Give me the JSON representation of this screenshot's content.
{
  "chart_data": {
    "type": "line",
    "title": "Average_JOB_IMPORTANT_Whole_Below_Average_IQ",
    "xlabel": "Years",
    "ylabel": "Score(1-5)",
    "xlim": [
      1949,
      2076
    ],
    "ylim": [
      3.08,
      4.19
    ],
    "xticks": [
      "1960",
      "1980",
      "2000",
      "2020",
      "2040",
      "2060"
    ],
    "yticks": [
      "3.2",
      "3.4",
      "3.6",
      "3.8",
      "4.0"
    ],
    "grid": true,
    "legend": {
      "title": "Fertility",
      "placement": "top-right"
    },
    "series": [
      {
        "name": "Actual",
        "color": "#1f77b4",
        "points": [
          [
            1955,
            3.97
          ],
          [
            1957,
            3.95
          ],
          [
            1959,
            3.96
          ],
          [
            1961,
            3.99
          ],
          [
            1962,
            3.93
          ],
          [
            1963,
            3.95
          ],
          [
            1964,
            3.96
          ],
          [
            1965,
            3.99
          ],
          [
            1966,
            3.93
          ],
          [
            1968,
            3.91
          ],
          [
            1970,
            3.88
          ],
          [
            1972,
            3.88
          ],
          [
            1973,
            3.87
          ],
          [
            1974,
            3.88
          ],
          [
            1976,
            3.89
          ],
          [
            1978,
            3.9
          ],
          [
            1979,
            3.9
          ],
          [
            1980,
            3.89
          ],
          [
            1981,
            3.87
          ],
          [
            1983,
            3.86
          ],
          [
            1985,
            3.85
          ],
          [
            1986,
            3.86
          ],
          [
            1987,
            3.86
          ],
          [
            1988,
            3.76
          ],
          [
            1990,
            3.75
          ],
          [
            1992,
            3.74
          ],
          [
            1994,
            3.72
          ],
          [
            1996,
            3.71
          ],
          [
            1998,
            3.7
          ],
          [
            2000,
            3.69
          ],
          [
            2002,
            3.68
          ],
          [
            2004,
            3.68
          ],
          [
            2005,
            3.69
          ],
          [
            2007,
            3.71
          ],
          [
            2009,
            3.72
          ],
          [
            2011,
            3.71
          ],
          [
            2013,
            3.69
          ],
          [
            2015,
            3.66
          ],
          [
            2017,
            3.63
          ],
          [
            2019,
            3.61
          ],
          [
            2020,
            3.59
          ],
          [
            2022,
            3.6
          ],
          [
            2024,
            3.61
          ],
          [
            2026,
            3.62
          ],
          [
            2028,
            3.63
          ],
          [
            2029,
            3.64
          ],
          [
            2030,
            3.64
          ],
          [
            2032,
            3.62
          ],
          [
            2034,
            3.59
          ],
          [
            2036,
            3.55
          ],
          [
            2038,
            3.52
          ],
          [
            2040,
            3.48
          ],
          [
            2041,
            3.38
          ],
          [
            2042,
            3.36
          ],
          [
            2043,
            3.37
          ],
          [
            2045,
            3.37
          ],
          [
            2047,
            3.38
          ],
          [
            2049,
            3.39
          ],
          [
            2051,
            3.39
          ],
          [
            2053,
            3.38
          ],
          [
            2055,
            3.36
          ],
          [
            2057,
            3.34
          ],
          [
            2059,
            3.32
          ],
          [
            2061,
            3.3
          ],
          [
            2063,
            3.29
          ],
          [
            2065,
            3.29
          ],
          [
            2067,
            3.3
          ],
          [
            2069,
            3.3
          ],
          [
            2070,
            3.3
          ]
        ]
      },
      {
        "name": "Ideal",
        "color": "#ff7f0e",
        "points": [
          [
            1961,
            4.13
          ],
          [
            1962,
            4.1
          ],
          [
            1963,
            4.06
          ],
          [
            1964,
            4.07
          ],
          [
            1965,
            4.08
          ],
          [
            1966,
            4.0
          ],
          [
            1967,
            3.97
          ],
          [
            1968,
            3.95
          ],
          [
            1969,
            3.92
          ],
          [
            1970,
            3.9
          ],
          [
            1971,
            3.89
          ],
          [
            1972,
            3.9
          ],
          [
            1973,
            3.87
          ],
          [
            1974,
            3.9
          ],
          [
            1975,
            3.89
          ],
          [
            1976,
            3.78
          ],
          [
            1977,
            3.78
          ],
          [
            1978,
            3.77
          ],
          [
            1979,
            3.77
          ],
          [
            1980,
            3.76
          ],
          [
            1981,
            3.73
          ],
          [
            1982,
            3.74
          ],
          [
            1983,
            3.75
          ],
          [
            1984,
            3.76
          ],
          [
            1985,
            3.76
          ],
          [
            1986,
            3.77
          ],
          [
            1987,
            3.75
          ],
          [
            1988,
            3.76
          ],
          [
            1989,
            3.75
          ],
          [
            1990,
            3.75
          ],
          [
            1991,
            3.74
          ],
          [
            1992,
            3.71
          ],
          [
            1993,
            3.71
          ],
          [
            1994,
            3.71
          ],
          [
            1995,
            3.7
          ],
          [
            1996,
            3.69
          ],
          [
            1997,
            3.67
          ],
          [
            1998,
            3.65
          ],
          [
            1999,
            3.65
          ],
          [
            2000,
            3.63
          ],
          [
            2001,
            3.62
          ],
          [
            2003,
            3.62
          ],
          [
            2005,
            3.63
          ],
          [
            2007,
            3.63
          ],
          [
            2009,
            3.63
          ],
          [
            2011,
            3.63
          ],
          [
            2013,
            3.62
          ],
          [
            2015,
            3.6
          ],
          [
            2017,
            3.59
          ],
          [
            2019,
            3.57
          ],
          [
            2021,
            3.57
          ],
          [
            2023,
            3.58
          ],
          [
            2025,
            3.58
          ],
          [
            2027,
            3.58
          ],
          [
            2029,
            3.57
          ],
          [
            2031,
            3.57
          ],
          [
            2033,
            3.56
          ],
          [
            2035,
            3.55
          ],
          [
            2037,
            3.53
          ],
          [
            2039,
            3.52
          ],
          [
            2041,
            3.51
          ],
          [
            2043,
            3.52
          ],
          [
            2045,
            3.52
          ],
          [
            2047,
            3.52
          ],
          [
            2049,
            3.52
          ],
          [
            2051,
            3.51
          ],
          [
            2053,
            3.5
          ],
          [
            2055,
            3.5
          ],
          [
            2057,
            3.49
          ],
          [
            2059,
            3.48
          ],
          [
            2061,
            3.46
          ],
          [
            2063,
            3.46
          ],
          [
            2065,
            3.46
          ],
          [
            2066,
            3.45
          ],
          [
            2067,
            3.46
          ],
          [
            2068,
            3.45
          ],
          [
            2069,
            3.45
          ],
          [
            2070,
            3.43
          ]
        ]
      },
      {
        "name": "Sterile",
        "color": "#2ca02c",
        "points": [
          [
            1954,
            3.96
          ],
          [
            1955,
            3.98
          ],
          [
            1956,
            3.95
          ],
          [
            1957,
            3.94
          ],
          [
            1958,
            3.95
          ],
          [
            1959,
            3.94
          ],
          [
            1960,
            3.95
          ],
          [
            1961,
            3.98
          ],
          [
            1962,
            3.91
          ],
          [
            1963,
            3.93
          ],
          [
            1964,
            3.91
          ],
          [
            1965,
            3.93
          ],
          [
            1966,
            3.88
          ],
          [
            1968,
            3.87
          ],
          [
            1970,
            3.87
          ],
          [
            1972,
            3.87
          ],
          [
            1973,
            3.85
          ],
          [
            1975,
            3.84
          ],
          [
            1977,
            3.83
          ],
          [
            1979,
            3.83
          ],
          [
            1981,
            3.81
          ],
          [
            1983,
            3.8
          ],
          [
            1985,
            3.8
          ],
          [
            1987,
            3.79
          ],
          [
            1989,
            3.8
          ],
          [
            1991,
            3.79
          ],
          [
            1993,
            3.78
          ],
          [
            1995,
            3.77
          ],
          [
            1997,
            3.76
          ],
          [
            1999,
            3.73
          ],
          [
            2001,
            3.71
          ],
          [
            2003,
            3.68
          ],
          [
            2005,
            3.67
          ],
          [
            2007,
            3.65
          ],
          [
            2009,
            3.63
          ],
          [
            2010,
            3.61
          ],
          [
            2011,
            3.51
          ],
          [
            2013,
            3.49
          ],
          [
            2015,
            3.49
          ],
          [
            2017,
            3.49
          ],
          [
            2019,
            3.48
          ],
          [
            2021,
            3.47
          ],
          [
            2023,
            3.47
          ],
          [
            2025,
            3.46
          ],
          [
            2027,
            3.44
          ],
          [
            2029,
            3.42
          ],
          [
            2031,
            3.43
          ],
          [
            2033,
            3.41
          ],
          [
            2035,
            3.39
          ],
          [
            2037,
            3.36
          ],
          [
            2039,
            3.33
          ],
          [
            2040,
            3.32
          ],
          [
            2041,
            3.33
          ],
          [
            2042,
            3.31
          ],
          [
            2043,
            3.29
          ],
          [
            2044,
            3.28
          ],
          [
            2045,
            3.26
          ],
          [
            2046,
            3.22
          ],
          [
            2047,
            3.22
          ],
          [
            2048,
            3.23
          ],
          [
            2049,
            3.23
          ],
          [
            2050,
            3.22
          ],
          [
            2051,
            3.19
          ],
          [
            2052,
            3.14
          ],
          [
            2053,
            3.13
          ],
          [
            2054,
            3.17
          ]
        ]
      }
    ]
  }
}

^^^^^^^^^^^^^^^^

Spot every line that holds "name" and copy it.

        "name": "Actual",
        "name": "Ideal",
        "name": "Sterile",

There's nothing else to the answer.